* **WHAT YOU SHOULD DO**: Each line below should be reproduced without any alteration.

[Items from a data source]

[Start]

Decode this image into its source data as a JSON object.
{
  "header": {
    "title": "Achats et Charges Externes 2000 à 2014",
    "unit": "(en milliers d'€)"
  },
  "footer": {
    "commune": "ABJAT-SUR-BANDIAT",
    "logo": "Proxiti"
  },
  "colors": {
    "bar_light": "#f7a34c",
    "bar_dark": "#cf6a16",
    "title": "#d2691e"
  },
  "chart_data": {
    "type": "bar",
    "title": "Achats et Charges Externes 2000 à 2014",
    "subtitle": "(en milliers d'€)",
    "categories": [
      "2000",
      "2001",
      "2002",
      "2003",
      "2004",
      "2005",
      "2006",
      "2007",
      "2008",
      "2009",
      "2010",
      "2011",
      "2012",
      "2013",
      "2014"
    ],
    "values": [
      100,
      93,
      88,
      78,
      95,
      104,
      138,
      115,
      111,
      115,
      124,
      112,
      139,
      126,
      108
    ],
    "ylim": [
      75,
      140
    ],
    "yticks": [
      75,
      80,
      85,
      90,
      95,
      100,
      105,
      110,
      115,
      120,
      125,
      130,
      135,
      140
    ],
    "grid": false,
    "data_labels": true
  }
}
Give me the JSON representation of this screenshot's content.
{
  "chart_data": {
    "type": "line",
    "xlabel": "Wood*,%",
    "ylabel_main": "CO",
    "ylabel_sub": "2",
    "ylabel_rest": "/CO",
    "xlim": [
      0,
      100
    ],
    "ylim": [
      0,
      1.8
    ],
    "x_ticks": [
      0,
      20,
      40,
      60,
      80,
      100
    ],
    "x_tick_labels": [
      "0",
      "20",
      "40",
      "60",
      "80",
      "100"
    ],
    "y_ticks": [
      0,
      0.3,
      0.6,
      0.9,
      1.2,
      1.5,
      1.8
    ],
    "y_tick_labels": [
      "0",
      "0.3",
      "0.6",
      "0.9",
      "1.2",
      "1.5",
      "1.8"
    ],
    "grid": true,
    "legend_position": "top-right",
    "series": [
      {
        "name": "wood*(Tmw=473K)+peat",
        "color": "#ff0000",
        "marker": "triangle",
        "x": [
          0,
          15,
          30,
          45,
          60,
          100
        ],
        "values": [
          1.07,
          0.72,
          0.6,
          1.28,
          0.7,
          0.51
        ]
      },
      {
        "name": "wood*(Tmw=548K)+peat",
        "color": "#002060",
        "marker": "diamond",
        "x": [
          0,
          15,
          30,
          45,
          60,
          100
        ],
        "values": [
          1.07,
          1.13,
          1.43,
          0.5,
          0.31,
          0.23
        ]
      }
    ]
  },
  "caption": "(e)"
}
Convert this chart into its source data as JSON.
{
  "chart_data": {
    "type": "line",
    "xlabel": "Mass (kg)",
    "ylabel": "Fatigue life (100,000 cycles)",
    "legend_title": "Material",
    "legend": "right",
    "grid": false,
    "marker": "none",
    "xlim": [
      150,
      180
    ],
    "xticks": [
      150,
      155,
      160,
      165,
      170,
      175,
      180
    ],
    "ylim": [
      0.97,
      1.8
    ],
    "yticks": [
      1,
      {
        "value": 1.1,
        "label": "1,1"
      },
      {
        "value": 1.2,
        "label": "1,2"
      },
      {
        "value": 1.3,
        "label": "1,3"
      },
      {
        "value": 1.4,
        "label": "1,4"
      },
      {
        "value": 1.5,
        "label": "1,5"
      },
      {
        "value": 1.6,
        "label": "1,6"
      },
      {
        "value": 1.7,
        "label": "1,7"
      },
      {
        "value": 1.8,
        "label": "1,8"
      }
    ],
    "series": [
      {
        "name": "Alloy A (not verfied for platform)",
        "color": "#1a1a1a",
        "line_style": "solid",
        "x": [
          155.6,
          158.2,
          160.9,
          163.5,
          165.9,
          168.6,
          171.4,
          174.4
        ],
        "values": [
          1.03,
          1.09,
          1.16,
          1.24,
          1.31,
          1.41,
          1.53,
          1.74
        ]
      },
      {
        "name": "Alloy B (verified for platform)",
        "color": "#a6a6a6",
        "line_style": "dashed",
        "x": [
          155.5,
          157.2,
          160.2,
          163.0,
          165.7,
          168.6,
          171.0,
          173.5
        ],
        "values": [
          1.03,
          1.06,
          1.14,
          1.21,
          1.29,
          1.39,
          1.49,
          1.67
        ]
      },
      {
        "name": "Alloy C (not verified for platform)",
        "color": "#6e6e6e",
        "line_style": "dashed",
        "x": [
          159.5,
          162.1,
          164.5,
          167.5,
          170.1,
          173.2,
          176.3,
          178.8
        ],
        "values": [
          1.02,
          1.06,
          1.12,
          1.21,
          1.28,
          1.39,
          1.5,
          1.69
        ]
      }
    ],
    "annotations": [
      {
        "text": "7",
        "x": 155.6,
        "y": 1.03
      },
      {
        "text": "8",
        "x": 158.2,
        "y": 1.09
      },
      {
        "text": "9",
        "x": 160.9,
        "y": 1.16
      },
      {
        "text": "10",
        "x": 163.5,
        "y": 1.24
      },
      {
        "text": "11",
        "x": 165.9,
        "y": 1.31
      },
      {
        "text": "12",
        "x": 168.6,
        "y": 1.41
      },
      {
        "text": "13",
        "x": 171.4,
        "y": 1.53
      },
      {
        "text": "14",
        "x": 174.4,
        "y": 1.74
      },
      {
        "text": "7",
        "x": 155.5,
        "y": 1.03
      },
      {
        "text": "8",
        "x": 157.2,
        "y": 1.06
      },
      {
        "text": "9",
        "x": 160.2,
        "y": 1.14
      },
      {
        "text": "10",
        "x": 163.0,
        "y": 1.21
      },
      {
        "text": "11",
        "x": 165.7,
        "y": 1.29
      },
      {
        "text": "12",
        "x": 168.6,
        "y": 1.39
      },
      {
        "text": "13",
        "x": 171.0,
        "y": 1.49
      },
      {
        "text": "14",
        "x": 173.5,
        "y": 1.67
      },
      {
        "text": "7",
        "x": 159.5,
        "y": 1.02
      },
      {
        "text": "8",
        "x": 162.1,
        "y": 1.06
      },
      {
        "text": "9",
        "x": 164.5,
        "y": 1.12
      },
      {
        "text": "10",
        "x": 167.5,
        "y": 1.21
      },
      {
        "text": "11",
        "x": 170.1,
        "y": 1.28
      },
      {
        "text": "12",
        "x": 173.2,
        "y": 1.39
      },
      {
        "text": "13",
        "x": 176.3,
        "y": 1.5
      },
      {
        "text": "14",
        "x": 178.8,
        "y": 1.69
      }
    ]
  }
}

[End]

* **ANSWER TO THIS EXERCISE**:
Decode this image into its source data as a JSON object.
{
  "header": {
    "title": "Achats et Charges Externes 2000 à 2014",
    "unit": "(en milliers d'€)"
  },
  "footer": {
    "commune": "ABJAT-SUR-BANDIAT",
    "logo": "Proxiti"
  },
  "colors": {
    "bar_light": "#f7a34c",
    "bar_dark": "#cf6a16",
    "title": "#d2691e"
  },
  "chart_data": {
    "type": "bar",
    "title": "Achats et Charges Externes 2000 à 2014",
    "subtitle": "(en milliers d'€)",
    "categories": [
      "2000",
      "2001",
      "2002",
      "2003",
      "2004",
      "2005",
      "2006",
      "2007",
      "2008",
      "2009",
      "2010",
      "2011",
      "2012",
      "2013",
      "2014"
    ],
    "values": [
      100,
      93,
      88,
      78,
      95,
      104,
      138,
      115,
      111,
      115,
      124,
      112,
      139,
      126,
      108
    ],
    "ylim": [
      75,
      140
    ],
    "yticks": [
      75,
      80,
      85,
      90,
      95,
      100,
      105,
      110,
      115,
      120,
      125,
      130,
      135,
      140
    ],
    "grid": false,
    "data_labels": true
  }
}
Give me the JSON representation of this screenshot's content.
{
  "chart_data": {
    "type": "line",
    "xlabel": "Wood*,%",
    "ylabel_main": "CO",
    "ylabel_sub": "2",
    "ylabel_rest": "/CO",
    "xlim": [
      0,
      100
    ],
    "ylim": [
      0,
      1.8
    ],
    "x_ticks": [
      0,
      20,
      40,
      60,
      80,
      100
    ],
    "x_tick_labels": [
      "0",
      "20",
      "40",
      "60",
      "80",
      "100"
    ],
    "y_ticks": [
      0,
      0.3,
      0.6,
      0.9,
      1.2,
      1.5,
      1.8
    ],
    "y_tick_labels": [
      "0",
      "0.3",
      "0.6",
      "0.9",
      "1.2",
      "1.5",
      "1.8"
    ],
    "grid": true,
    "legend_position": "top-right",
    "series": [
      {
        "name": "wood*(Tmw=473K)+peat",
        "color": "#ff0000",
        "marker": "triangle",
        "x": [
          0,
          15,
          30,
          45,
          60,
          100
        ],
        "values": [
          1.07,
          0.72,
          0.6,
          1.28,
          0.7,
          0.51
        ]
      },
      {
        "name": "wood*(Tmw=548K)+peat",
        "color": "#002060",
        "marker": "diamond",
        "x": [
          0,
          15,
          30,
          45,
          60,
          100
        ],
        "values": [
          1.07,
          1.13,
          1.43,
          0.5,
          0.31,
          0.23
        ]
      }
    ]
  },
  "caption": "(e)"
}
Convert this chart into its source data as JSON.
{
  "chart_data": {
    "type": "line",
    "xlabel": "Mass (kg)",
    "ylabel": "Fatigue life (100,000 cycles)",
    "legend_title": "Material",
    "legend": "right",
    "grid": false,
    "marker": "none",
    "xlim": [
      150,
      180
    ],
    "xticks": [
      150,
      155,
      160,
      165,
      170,
      175,
      180
    ],
    "ylim": [
      0.97,
      1.8
    ],
    "yticks": [
      1,
      {
        "value": 1.1,
        "label": "1,1"
      },
      {
        "value": 1.2,
        "label": "1,2"
      },
      {
        "value": 1.3,
        "label": "1,3"
      },
      {
        "value": 1.4,
        "label": "1,4"
      },
      {
        "value": 1.5,
        "label": "1,5"
      },
      {
        "value": 1.6,
        "label": "1,6"
      },
      {
        "value": 1.7,
        "label": "1,7"
      },
      {
        "value": 1.8,
        "label": "1,8"
      }
    ],
    "series": [
      {
        "name": "Alloy A (not verfied for platform)",
        "color": "#1a1a1a",
        "line_style": "solid",
        "x": [
          155.6,
          158.2,
          160.9,
          163.5,
          165.9,
          168.6,
          171.4,
          174.4
        ],
        "values": [
          1.03,
          1.09,
          1.16,
          1.24,
          1.31,
          1.41,
          1.53,
          1.74
        ]
      },
      {
        "name": "Alloy B (verified for platform)",
        "color": "#a6a6a6",
        "line_style": "dashed",
        "x": [
          155.5,
          157.2,
          160.2,
          163.0,
          165.7,
          168.6,
          171.0,
          173.5
        ],
        "values": [
          1.03,
          1.06,
          1.14,
          1.21,
          1.29,
          1.39,
          1.49,
          1.67
        ]
      },
      {
        "name": "Alloy C (not verified for platform)",
        "color": "#6e6e6e",
        "line_style": "dashed",
        "x": [
          159.5,
          162.1,
          164.5,
          167.5,
          170.1,
          173.2,
          176.3,
          178.8
        ],
        "values": [
          1.02,
          1.06,
          1.12,
          1.21,
          1.28,
          1.39,
          1.5,
          1.69
        ]
      }
    ],
    "annotations": [
      {
        "text": "7",
        "x": 155.6,
        "y": 1.03
      },
      {
        "text": "8",
        "x": 158.2,
        "y": 1.09
      },
      {
        "text": "9",
        "x": 160.9,
        "y": 1.16
      },
      {
        "text": "10",
        "x": 163.5,
        "y": 1.24
      },
      {
        "text": "11",
        "x": 165.9,
        "y": 1.31
      },
      {
        "text": "12",
        "x": 168.6,
        "y": 1.41
      },
      {
        "text": "13",
        "x": 171.4,
        "y": 1.53
      },
      {
        "text": "14",
        "x": 174.4,
        "y": 1.74
      },
      {
        "text": "7",
        "x": 155.5,
        "y": 1.03
      },
      {
        "text": "8",
        "x": 157.2,
        "y": 1.06
      },
      {
        "text": "9",
        "x": 160.2,
        "y": 1.14
      },
      {
        "text": "10",
        "x": 163.0,
        "y": 1.21
      },
      {
        "text": "11",
        "x": 165.7,
        "y": 1.29
      },
      {
        "text": "12",
        "x": 168.6,
        "y": 1.39
      },
      {
        "text": "13",
        "x": 171.0,
        "y": 1.49
      },
      {
        "text": "14",
        "x": 173.5,
        "y": 1.67
      },
      {
        "text": "7",
        "x": 159.5,
        "y": 1.02
      },
      {
        "text": "8",
        "x": 162.1,
        "y": 1.06
      },
      {
        "text": "9",
        "x": 164.5,
        "y": 1.12
      },
      {
        "text": "10",
        "x": 167.5,
        "y": 1.21
      },
      {
        "text": "11",
        "x": 170.1,
        "y": 1.28
      },
      {
        "text": "12",
        "x": 173.2,
        "y": 1.39
      },
      {
        "text": "13",
        "x": 176.3,
        "y": 1.5
      },
      {
        "text": "14",
        "x": 178.8,
        "y": 1.69
      }
    ]
  }
}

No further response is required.